TASK INSTRUCTIONS: Set the listing down again exactly, please, apart from its pictures.

DATA FOR PROCESSING:
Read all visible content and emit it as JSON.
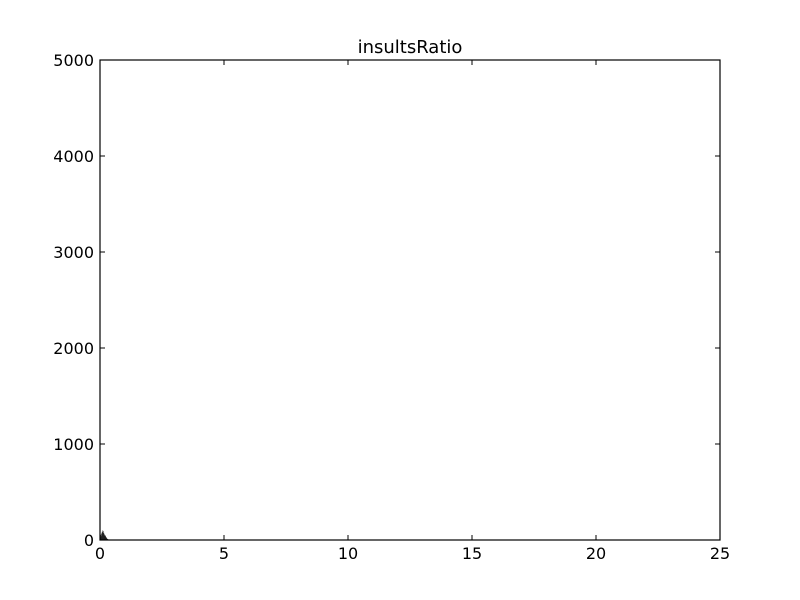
{
  "chart_data": {
    "type": "bar",
    "title": "insultsRatio",
    "xlabel": "",
    "ylabel": "",
    "xlim": [
      0,
      25
    ],
    "ylim": [
      0,
      5000
    ],
    "x_ticks": [
      0,
      5,
      10,
      15,
      20,
      25
    ],
    "y_ticks": [
      0,
      1000,
      2000,
      3000,
      4000,
      5000
    ],
    "bin_width": 0.0125,
    "grid": false,
    "legend": "none",
    "bar_color": "#000000",
    "series": [
      {
        "bins": [
          {
            "x": 0.0,
            "count": 50
          },
          {
            "x": 0.0125,
            "count": 30
          },
          {
            "x": 0.025,
            "count": 55
          },
          {
            "x": 0.0375,
            "count": 40
          },
          {
            "x": 0.05,
            "count": 70
          },
          {
            "x": 0.0625,
            "count": 60
          },
          {
            "x": 0.075,
            "count": 85
          },
          {
            "x": 0.0875,
            "count": 80
          },
          {
            "x": 0.1,
            "count": 100
          },
          {
            "x": 0.1125,
            "count": 90
          },
          {
            "x": 0.125,
            "count": 95
          },
          {
            "x": 0.1375,
            "count": 70
          },
          {
            "x": 0.15,
            "count": 75
          },
          {
            "x": 0.1625,
            "count": 60
          },
          {
            "x": 0.175,
            "count": 55
          },
          {
            "x": 0.1875,
            "count": 45
          },
          {
            "x": 0.2,
            "count": 50
          },
          {
            "x": 0.2125,
            "count": 35
          },
          {
            "x": 0.225,
            "count": 40
          },
          {
            "x": 0.2375,
            "count": 25
          },
          {
            "x": 0.25,
            "count": 30
          },
          {
            "x": 0.2625,
            "count": 20
          },
          {
            "x": 0.275,
            "count": 15
          },
          {
            "x": 0.2875,
            "count": 10
          },
          {
            "x": 0.3,
            "count": 12
          },
          {
            "x": 0.3125,
            "count": 8
          },
          {
            "x": 0.325,
            "count": 6
          },
          {
            "x": 0.3375,
            "count": 5
          },
          {
            "x": 0.35,
            "count": 4
          },
          {
            "x": 0.375,
            "count": 3
          },
          {
            "x": 0.4,
            "count": 2
          },
          {
            "x": 0.45,
            "count": 2
          },
          {
            "x": 0.5,
            "count": 1
          },
          {
            "x": 0.6,
            "count": 1
          }
        ]
      }
    ]
  }
}
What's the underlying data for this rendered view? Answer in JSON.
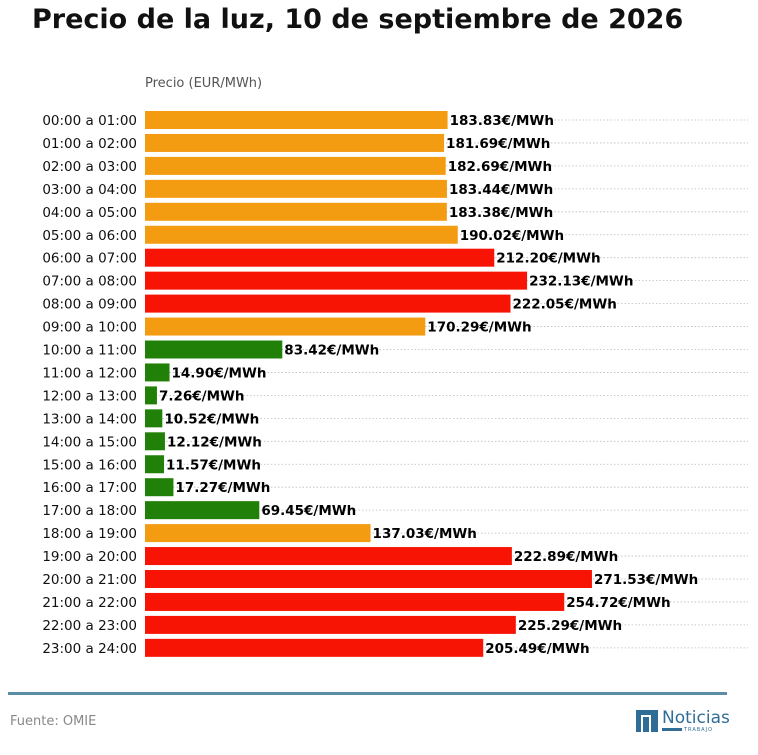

TASK ANSWER:
Read all visible content and emit it as JSON.
{
  "chart_data": {
    "type": "bar",
    "title": "insultsRatio",
    "xlabel": "",
    "ylabel": "",
    "xlim": [
      0,
      25
    ],
    "ylim": [
      0,
      5000
    ],
    "x_ticks": [
      0,
      5,
      10,
      15,
      20,
      25
    ],
    "y_ticks": [
      0,
      1000,
      2000,
      3000,
      4000,
      5000
    ],
    "bin_width": 0.0125,
    "grid": false,
    "legend": "none",
    "bar_color": "#000000",
    "series": [
      {
        "bins": [
          {
            "x": 0.0,
            "count": 50
          },
          {
            "x": 0.0125,
            "count": 30
          },
          {
            "x": 0.025,
            "count": 55
          },
          {
            "x": 0.0375,
            "count": 40
          },
          {
            "x": 0.05,
            "count": 70
          },
          {
            "x": 0.0625,
            "count": 60
          },
          {
            "x": 0.075,
            "count": 85
          },
          {
            "x": 0.0875,
            "count": 80
          },
          {
            "x": 0.1,
            "count": 100
          },
          {
            "x": 0.1125,
            "count": 90
          },
          {
            "x": 0.125,
            "count": 95
          },
          {
            "x": 0.1375,
            "count": 70
          },
          {
            "x": 0.15,
            "count": 75
          },
          {
            "x": 0.1625,
            "count": 60
          },
          {
            "x": 0.175,
            "count": 55
          },
          {
            "x": 0.1875,
            "count": 45
          },
          {
            "x": 0.2,
            "count": 50
          },
          {
            "x": 0.2125,
            "count": 35
          },
          {
            "x": 0.225,
            "count": 40
          },
          {
            "x": 0.2375,
            "count": 25
          },
          {
            "x": 0.25,
            "count": 30
          },
          {
            "x": 0.2625,
            "count": 20
          },
          {
            "x": 0.275,
            "count": 15
          },
          {
            "x": 0.2875,
            "count": 10
          },
          {
            "x": 0.3,
            "count": 12
          },
          {
            "x": 0.3125,
            "count": 8
          },
          {
            "x": 0.325,
            "count": 6
          },
          {
            "x": 0.3375,
            "count": 5
          },
          {
            "x": 0.35,
            "count": 4
          },
          {
            "x": 0.375,
            "count": 3
          },
          {
            "x": 0.4,
            "count": 2
          },
          {
            "x": 0.45,
            "count": 2
          },
          {
            "x": 0.5,
            "count": 1
          },
          {
            "x": 0.6,
            "count": 1
          }
        ]
      }
    ]
  }
}
What's the underlying data for this rendered view? Answer in JSON.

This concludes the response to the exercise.